(Dataset entries)
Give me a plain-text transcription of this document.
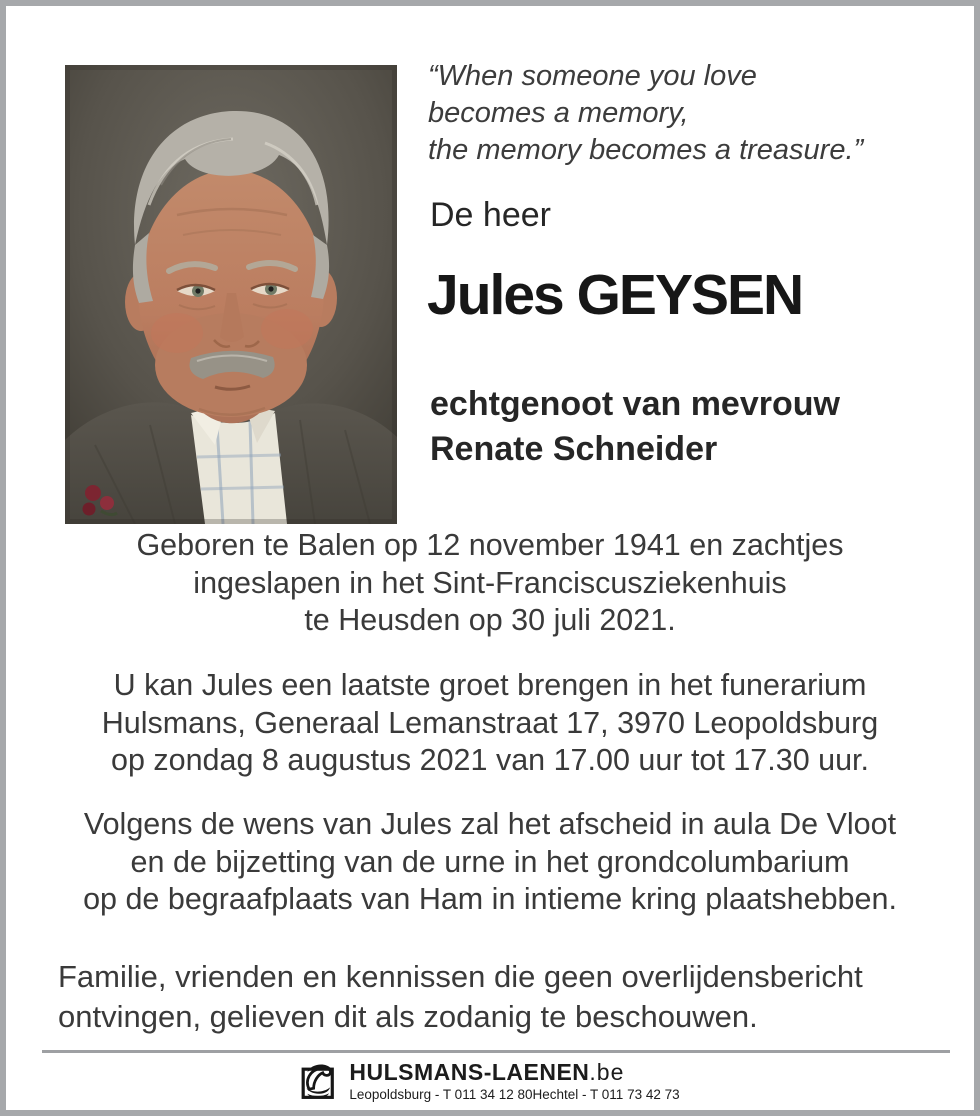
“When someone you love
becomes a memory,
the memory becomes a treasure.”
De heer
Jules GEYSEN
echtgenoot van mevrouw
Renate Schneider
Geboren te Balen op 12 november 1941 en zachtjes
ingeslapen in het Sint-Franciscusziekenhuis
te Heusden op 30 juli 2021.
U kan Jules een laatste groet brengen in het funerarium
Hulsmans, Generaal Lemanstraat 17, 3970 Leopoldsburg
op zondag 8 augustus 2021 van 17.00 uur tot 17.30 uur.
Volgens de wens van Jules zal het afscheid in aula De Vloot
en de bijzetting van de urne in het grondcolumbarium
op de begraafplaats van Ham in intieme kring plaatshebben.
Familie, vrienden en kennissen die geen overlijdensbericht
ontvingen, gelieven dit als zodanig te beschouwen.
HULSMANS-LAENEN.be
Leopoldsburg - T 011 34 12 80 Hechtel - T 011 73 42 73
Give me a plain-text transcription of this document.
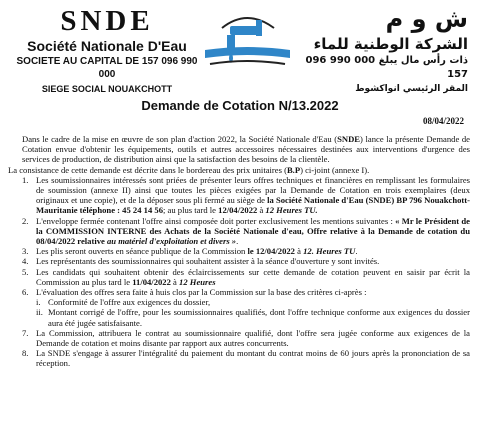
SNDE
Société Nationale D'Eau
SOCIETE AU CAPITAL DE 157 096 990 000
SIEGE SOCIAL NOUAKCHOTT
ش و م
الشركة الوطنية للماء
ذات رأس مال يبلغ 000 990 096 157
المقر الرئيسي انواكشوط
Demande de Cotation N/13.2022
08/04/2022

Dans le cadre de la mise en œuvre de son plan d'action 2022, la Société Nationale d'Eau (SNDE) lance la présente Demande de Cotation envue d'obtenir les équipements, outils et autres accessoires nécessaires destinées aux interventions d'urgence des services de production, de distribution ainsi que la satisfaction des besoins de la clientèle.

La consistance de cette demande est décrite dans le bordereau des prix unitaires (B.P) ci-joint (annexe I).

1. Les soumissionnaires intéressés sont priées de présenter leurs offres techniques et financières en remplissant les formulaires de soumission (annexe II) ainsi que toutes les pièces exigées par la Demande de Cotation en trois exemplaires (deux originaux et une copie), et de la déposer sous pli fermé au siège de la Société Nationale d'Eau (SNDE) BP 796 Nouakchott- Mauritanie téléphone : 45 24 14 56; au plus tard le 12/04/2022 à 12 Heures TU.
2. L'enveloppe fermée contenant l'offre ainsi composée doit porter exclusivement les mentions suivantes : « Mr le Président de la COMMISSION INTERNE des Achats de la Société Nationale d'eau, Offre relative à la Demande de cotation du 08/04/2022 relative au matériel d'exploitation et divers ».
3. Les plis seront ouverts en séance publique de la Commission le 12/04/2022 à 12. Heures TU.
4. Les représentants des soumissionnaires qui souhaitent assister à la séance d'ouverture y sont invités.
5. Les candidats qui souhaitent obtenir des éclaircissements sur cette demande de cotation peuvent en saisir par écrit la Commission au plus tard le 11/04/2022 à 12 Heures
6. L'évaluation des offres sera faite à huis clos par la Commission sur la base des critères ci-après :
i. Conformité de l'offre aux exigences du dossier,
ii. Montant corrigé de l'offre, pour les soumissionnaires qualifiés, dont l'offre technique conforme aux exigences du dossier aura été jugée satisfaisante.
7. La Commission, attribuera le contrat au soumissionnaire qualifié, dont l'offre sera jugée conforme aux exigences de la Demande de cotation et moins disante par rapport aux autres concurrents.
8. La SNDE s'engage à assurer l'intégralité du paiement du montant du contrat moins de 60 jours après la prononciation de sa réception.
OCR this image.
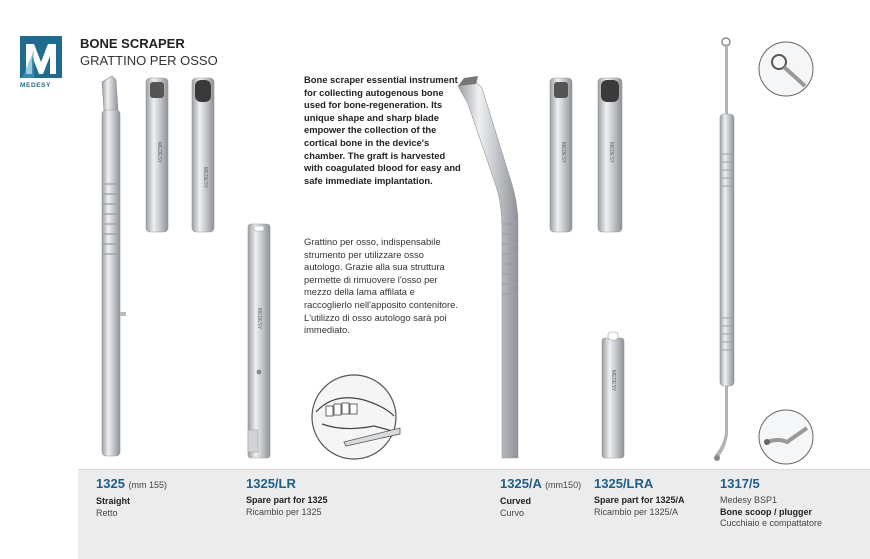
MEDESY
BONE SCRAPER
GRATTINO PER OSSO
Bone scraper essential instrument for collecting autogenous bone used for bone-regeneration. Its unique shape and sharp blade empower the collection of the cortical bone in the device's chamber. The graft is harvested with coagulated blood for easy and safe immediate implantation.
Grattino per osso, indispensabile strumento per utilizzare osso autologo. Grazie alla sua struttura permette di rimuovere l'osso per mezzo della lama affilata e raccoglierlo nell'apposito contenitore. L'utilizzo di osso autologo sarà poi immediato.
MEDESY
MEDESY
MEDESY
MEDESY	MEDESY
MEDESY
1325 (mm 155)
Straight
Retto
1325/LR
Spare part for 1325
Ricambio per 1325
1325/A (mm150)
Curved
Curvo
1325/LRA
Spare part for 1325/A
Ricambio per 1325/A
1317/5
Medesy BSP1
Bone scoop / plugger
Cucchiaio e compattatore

= Given task =
Leave the pictures out, and transcribe each of the records exactly.

= Solution to the exercise =
Give me a plain-text transcription of this document.
“When someone you love
becomes a memory,
the memory becomes a treasure.”
De heer
Jules GEYSEN
echtgenoot van mevrouw
Renate Schneider
Geboren te Balen op 12 november 1941 en zachtjes
ingeslapen in het Sint-Franciscusziekenhuis
te Heusden op 30 juli 2021.
U kan Jules een laatste groet brengen in het funerarium
Hulsmans, Generaal Lemanstraat 17, 3970 Leopoldsburg
op zondag 8 augustus 2021 van 17.00 uur tot 17.30 uur.
Volgens de wens van Jules zal het afscheid in aula De Vloot
en de bijzetting van de urne in het grondcolumbarium
op de begraafplaats van Ham in intieme kring plaatshebben.
Familie, vrienden en kennissen die geen overlijdensbericht
ontvingen, gelieven dit als zodanig te beschouwen.
HULSMANS-LAENEN.be
Leopoldsburg - T 011 34 12 80 Hechtel - T 011 73 42 73
Give me a plain-text transcription of this document.
SNDE
Société Nationale D'Eau
SOCIETE AU CAPITAL DE 157 096 990 000
SIEGE SOCIAL NOUAKCHOTT
ش و م
الشركة الوطنية للماء
ذات رأس مال يبلغ 000 990 096 157
المقر الرئيسي انواكشوط
Demande de Cotation N/13.2022
08/04/2022

Dans le cadre de la mise en œuvre de son plan d'action 2022, la Société Nationale d'Eau (SNDE) lance la présente Demande de Cotation envue d'obtenir les équipements, outils et autres accessoires nécessaires destinées aux interventions d'urgence des services de production, de distribution ainsi que la satisfaction des besoins de la clientèle.

La consistance de cette demande est décrite dans le bordereau des prix unitaires (B.P) ci-joint (annexe I).

1. Les soumissionnaires intéressés sont priées de présenter leurs offres techniques et financières en remplissant les formulaires de soumission (annexe II) ainsi que toutes les pièces exigées par la Demande de Cotation en trois exemplaires (deux originaux et une copie), et de la déposer sous pli fermé au siège de la Société Nationale d'Eau (SNDE) BP 796 Nouakchott- Mauritanie téléphone : 45 24 14 56; au plus tard le 12/04/2022 à 12 Heures TU.
2. L'enveloppe fermée contenant l'offre ainsi composée doit porter exclusivement les mentions suivantes : « Mr le Président de la COMMISSION INTERNE des Achats de la Société Nationale d'eau, Offre relative à la Demande de cotation du 08/04/2022 relative au matériel d'exploitation et divers ».
3. Les plis seront ouverts en séance publique de la Commission le 12/04/2022 à 12. Heures TU.
4. Les représentants des soumissionnaires qui souhaitent assister à la séance d'ouverture y sont invités.
5. Les candidats qui souhaitent obtenir des éclaircissements sur cette demande de cotation peuvent en saisir par écrit la Commission au plus tard le 11/04/2022 à 12 Heures
6. L'évaluation des offres sera faite à huis clos par la Commission sur la base des critères ci-après :
i. Conformité de l'offre aux exigences du dossier,
ii. Montant corrigé de l'offre, pour les soumissionnaires qualifiés, dont l'offre technique conforme aux exigences du dossier aura été jugée satisfaisante.
7. La Commission, attribuera le contrat au soumissionnaire qualifié, dont l'offre sera jugée conforme aux exigences de la Demande de cotation et moins disante par rapport aux autres concurrents.
8. La SNDE s'engage à assurer l'intégralité du paiement du montant du contrat moins de 60 jours après la prononciation de sa réception.
OCR this image.
MEDESY
BONE SCRAPER
GRATTINO PER OSSO
Bone scraper essential instrument for collecting autogenous bone used for bone-regeneration. Its unique shape and sharp blade empower the collection of the cortical bone in the device's chamber. The graft is harvested with coagulated blood for easy and safe immediate implantation.
Grattino per osso, indispensabile strumento per utilizzare osso autologo. Grazie alla sua struttura permette di rimuovere l'osso per mezzo della lama affilata e raccoglierlo nell'apposito contenitore. L'utilizzo di osso autologo sarà poi immediato.
MEDESY
MEDESY
MEDESY
MEDESY	MEDESY
MEDESY
1325 (mm 155)
Straight
Retto
1325/LR
Spare part for 1325
Ricambio per 1325
1325/A (mm150)
Curved
Curvo
1325/LRA
Spare part for 1325/A
Ricambio per 1325/A
1317/5
Medesy BSP1
Bone scoop / plugger
Cucchiaio e compattatore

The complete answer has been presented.